-- Begin Extracted entries --
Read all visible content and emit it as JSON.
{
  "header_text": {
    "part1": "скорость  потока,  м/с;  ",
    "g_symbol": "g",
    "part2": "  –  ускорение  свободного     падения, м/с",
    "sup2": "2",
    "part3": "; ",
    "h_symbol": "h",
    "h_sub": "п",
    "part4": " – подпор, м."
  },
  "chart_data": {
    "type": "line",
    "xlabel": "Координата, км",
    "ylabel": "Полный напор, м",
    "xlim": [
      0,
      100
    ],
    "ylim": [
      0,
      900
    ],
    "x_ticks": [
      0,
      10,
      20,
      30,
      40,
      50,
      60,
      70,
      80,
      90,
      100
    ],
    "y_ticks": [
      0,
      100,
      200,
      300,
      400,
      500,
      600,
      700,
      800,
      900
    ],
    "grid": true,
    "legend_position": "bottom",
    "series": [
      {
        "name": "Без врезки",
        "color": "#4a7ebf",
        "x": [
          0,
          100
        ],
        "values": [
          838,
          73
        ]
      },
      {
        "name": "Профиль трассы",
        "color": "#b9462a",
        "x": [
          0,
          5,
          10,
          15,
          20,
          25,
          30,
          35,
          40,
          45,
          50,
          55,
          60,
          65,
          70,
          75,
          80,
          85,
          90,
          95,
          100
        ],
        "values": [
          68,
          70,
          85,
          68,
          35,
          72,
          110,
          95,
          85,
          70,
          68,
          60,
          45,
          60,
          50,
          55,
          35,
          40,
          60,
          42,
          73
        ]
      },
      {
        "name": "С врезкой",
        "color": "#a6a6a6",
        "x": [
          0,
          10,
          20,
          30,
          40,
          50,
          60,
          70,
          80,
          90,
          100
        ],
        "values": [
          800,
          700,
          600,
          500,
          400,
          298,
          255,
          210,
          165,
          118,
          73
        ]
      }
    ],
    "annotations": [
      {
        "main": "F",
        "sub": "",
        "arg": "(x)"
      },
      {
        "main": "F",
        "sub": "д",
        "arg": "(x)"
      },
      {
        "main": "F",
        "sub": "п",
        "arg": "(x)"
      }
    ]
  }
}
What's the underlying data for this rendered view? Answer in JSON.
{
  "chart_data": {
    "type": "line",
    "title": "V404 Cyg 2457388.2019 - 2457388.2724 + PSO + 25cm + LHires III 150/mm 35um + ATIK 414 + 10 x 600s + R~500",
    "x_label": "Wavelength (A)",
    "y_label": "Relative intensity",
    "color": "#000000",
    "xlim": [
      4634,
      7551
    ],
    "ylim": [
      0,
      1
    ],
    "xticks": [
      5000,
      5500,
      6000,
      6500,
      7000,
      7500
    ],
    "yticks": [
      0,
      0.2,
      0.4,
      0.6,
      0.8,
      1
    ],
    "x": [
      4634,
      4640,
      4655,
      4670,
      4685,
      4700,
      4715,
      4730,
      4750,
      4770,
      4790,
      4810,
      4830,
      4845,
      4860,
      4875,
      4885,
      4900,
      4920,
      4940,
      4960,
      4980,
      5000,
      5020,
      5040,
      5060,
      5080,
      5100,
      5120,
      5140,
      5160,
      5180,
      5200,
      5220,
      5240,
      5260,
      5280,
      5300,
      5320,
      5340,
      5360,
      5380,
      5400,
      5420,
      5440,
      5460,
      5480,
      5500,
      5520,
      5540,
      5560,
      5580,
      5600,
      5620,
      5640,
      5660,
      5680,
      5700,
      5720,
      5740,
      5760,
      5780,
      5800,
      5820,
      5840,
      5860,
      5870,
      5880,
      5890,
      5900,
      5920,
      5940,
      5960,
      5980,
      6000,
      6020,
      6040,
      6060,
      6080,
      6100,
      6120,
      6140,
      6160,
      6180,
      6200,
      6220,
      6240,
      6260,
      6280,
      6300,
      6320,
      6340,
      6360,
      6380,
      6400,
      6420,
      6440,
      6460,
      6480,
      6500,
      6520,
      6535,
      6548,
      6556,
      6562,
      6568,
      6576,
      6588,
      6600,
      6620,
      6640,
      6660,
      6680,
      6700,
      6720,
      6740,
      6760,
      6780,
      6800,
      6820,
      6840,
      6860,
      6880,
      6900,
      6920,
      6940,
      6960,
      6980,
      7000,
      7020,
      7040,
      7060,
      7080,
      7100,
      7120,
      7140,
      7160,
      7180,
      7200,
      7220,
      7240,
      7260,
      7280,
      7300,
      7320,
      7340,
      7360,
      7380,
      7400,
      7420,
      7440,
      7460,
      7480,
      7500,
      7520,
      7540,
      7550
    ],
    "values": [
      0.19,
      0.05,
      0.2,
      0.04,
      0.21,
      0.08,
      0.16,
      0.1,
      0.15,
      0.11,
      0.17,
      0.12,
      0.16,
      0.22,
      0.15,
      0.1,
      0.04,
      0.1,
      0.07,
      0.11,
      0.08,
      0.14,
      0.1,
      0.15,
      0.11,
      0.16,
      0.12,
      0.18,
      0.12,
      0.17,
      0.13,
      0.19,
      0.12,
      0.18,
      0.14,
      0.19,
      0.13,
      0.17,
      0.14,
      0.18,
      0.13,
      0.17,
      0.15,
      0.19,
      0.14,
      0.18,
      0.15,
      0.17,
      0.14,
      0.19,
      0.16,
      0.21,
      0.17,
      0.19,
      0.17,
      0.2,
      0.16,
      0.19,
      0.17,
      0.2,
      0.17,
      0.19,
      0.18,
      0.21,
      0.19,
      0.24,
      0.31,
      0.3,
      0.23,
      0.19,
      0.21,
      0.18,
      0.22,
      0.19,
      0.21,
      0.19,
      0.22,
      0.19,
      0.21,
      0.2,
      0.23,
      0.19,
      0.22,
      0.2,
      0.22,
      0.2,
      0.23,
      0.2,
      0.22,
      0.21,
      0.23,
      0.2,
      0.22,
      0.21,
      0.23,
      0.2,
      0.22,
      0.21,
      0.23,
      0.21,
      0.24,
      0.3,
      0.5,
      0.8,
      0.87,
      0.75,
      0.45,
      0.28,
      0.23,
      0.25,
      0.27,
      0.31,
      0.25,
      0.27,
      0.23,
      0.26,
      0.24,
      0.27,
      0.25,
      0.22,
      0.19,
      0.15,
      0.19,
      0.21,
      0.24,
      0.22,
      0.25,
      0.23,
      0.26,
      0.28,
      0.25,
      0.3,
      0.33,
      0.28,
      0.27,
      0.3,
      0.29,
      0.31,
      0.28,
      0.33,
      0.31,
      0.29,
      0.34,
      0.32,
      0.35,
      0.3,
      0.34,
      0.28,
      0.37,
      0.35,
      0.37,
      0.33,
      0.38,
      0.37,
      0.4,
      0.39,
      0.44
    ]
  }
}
-- End Extracted entries --
§ **The exercise**: Only the number is wanted: how many lines of the data contain the word "name"?

§ **Exercise answer**: 3